Set task
State only how many lines contain the string "highest".
::::
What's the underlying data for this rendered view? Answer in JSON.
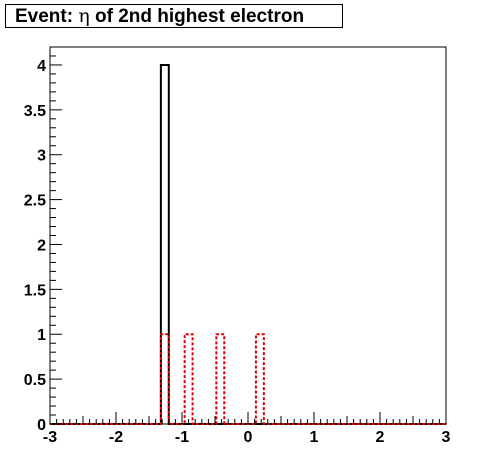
{
  "title_parts": {
    "prefix": "Event:",
    "symbol": "η",
    "suffix": "of 2nd highest electron"
  },
  "chart_data": {
    "type": "histogram",
    "title": "Event: η of 2nd highest electron",
    "xlim": [
      -3,
      3
    ],
    "ylim": [
      0,
      4.2
    ],
    "xticks": [
      -3,
      -2,
      -1,
      0,
      1,
      2,
      3
    ],
    "yticks": [
      0,
      0.5,
      1,
      1.5,
      2,
      2.5,
      3,
      3.5,
      4
    ],
    "grid": false,
    "series": [
      {
        "color": "#000000",
        "linestyle": "solid",
        "bins": [
          {
            "x0": -1.32,
            "x1": -1.2,
            "value": 4
          }
        ]
      },
      {
        "color": "#e00000",
        "linestyle": "dotted",
        "bins": [
          {
            "x0": -1.32,
            "x1": -1.2,
            "value": 1
          },
          {
            "x0": -0.96,
            "x1": -0.84,
            "value": 1
          },
          {
            "x0": -0.48,
            "x1": -0.36,
            "value": 1
          },
          {
            "x0": 0.12,
            "x1": 0.24,
            "value": 1
          }
        ]
      }
    ]
  }
}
::::
Full response
2